* _Task inputs_
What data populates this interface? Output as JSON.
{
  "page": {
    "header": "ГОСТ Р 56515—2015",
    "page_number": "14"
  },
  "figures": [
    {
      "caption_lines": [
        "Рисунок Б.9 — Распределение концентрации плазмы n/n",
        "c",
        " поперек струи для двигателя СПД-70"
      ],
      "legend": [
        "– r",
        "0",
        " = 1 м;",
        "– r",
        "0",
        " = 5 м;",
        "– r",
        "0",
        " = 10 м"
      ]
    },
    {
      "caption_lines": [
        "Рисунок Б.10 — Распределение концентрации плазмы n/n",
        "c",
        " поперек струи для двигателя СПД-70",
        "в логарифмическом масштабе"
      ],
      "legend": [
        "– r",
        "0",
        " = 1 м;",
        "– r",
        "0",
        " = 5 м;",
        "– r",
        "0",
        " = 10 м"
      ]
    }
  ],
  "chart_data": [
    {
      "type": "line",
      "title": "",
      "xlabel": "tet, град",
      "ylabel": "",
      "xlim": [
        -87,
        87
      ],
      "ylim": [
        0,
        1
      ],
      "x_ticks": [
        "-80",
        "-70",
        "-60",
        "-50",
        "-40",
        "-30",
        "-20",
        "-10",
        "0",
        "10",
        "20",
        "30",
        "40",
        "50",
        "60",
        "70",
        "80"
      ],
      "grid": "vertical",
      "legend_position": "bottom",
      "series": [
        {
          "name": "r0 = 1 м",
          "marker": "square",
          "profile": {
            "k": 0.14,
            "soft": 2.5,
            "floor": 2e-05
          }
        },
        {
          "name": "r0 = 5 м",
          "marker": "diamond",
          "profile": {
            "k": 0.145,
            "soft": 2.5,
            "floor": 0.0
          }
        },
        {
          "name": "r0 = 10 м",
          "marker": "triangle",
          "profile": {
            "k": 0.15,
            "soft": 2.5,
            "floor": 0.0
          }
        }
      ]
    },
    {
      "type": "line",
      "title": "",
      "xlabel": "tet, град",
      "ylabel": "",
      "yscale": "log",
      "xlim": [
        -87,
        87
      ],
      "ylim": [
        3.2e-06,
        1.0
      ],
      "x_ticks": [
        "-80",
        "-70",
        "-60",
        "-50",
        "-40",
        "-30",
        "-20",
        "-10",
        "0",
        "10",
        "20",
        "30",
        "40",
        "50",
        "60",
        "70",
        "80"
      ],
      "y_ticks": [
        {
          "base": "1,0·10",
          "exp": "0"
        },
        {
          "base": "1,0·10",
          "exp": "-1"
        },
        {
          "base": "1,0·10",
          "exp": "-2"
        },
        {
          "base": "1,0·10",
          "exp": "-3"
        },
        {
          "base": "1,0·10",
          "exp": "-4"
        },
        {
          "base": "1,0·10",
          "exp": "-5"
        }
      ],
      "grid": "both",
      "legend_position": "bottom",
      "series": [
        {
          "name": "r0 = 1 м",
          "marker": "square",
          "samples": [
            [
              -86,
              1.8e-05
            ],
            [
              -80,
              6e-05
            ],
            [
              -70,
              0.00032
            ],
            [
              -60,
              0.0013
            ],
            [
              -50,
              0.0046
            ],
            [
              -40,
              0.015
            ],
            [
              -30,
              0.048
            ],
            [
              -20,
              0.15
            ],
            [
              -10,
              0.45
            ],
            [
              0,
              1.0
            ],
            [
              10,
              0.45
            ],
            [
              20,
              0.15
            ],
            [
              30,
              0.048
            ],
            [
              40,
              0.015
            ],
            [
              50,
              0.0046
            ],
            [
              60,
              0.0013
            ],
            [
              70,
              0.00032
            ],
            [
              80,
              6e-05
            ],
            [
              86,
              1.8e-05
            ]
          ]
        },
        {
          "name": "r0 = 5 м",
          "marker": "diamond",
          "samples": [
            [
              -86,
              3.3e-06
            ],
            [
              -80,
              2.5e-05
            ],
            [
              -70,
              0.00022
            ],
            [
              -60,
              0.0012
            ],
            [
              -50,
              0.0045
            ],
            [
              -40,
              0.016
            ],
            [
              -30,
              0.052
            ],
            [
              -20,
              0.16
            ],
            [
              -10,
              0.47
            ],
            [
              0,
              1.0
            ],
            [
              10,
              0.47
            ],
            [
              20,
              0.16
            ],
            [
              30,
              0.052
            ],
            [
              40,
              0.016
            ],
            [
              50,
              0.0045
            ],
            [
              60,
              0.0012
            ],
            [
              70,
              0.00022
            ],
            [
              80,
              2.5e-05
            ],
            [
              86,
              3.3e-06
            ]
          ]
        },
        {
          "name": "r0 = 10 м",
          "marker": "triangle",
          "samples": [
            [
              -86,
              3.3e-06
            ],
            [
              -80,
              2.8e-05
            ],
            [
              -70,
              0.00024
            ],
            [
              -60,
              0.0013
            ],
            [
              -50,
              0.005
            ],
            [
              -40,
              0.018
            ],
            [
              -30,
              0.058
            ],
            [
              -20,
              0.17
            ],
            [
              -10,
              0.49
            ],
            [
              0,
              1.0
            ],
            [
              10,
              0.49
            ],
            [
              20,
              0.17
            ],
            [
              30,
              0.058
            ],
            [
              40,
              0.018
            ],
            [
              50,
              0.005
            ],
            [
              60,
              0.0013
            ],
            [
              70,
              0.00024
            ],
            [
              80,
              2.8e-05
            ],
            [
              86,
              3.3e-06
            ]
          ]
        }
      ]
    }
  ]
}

* _Exercise instructions_
Retype each record exactly, leaving nothing out.

* _Solution for this exercise_
What data populates this interface? Output as JSON.
{
  "page": {
    "header": "ГОСТ Р 56515—2015",
    "page_number": "14"
  },
  "figures": [
    {
      "caption_lines": [
        "Рисунок Б.9 — Распределение концентрации плазмы n/n",
        "c",
        " поперек струи для двигателя СПД-70"
      ],
      "legend": [
        "– r",
        "0",
        " = 1 м;",
        "– r",
        "0",
        " = 5 м;",
        "– r",
        "0",
        " = 10 м"
      ]
    },
    {
      "caption_lines": [
        "Рисунок Б.10 — Распределение концентрации плазмы n/n",
        "c",
        " поперек струи для двигателя СПД-70",
        "в логарифмическом масштабе"
      ],
      "legend": [
        "– r",
        "0",
        " = 1 м;",
        "– r",
        "0",
        " = 5 м;",
        "– r",
        "0",
        " = 10 м"
      ]
    }
  ],
  "chart_data": [
    {
      "type": "line",
      "title": "",
      "xlabel": "tet, град",
      "ylabel": "",
      "xlim": [
        -87,
        87
      ],
      "ylim": [
        0,
        1
      ],
      "x_ticks": [
        "-80",
        "-70",
        "-60",
        "-50",
        "-40",
        "-30",
        "-20",
        "-10",
        "0",
        "10",
        "20",
        "30",
        "40",
        "50",
        "60",
        "70",
        "80"
      ],
      "grid": "vertical",
      "legend_position": "bottom",
      "series": [
        {
          "name": "r0 = 1 м",
          "marker": "square",
          "profile": {
            "k": 0.14,
            "soft": 2.5,
            "floor": 2e-05
          }
        },
        {
          "name": "r0 = 5 м",
          "marker": "diamond",
          "profile": {
            "k": 0.145,
            "soft": 2.5,
            "floor": 0.0
          }
        },
        {
          "name": "r0 = 10 м",
          "marker": "triangle",
          "profile": {
            "k": 0.15,
            "soft": 2.5,
            "floor": 0.0
          }
        }
      ]
    },
    {
      "type": "line",
      "title": "",
      "xlabel": "tet, град",
      "ylabel": "",
      "yscale": "log",
      "xlim": [
        -87,
        87
      ],
      "ylim": [
        3.2e-06,
        1.0
      ],
      "x_ticks": [
        "-80",
        "-70",
        "-60",
        "-50",
        "-40",
        "-30",
        "-20",
        "-10",
        "0",
        "10",
        "20",
        "30",
        "40",
        "50",
        "60",
        "70",
        "80"
      ],
      "y_ticks": [
        {
          "base": "1,0·10",
          "exp": "0"
        },
        {
          "base": "1,0·10",
          "exp": "-1"
        },
        {
          "base": "1,0·10",
          "exp": "-2"
        },
        {
          "base": "1,0·10",
          "exp": "-3"
        },
        {
          "base": "1,0·10",
          "exp": "-4"
        },
        {
          "base": "1,0·10",
          "exp": "-5"
        }
      ],
      "grid": "both",
      "legend_position": "bottom",
      "series": [
        {
          "name": "r0 = 1 м",
          "marker": "square",
          "samples": [
            [
              -86,
              1.8e-05
            ],
            [
              -80,
              6e-05
            ],
            [
              -70,
              0.00032
            ],
            [
              -60,
              0.0013
            ],
            [
              -50,
              0.0046
            ],
            [
              -40,
              0.015
            ],
            [
              -30,
              0.048
            ],
            [
              -20,
              0.15
            ],
            [
              -10,
              0.45
            ],
            [
              0,
              1.0
            ],
            [
              10,
              0.45
            ],
            [
              20,
              0.15
            ],
            [
              30,
              0.048
            ],
            [
              40,
              0.015
            ],
            [
              50,
              0.0046
            ],
            [
              60,
              0.0013
            ],
            [
              70,
              0.00032
            ],
            [
              80,
              6e-05
            ],
            [
              86,
              1.8e-05
            ]
          ]
        },
        {
          "name": "r0 = 5 м",
          "marker": "diamond",
          "samples": [
            [
              -86,
              3.3e-06
            ],
            [
              -80,
              2.5e-05
            ],
            [
              -70,
              0.00022
            ],
            [
              -60,
              0.0012
            ],
            [
              -50,
              0.0045
            ],
            [
              -40,
              0.016
            ],
            [
              -30,
              0.052
            ],
            [
              -20,
              0.16
            ],
            [
              -10,
              0.47
            ],
            [
              0,
              1.0
            ],
            [
              10,
              0.47
            ],
            [
              20,
              0.16
            ],
            [
              30,
              0.052
            ],
            [
              40,
              0.016
            ],
            [
              50,
              0.0045
            ],
            [
              60,
              0.0012
            ],
            [
              70,
              0.00022
            ],
            [
              80,
              2.5e-05
            ],
            [
              86,
              3.3e-06
            ]
          ]
        },
        {
          "name": "r0 = 10 м",
          "marker": "triangle",
          "samples": [
            [
              -86,
              3.3e-06
            ],
            [
              -80,
              2.8e-05
            ],
            [
              -70,
              0.00024
            ],
            [
              -60,
              0.0013
            ],
            [
              -50,
              0.005
            ],
            [
              -40,
              0.018
            ],
            [
              -30,
              0.058
            ],
            [
              -20,
              0.17
            ],
            [
              -10,
              0.49
            ],
            [
              0,
              1.0
            ],
            [
              10,
              0.49
            ],
            [
              20,
              0.17
            ],
            [
              30,
              0.058
            ],
            [
              40,
              0.018
            ],
            [
              50,
              0.005
            ],
            [
              60,
              0.0013
            ],
            [
              70,
              0.00024
            ],
            [
              80,
              2.8e-05
            ],
            [
              86,
              3.3e-06
            ]
          ]
        }
      ]
    }
  ]
}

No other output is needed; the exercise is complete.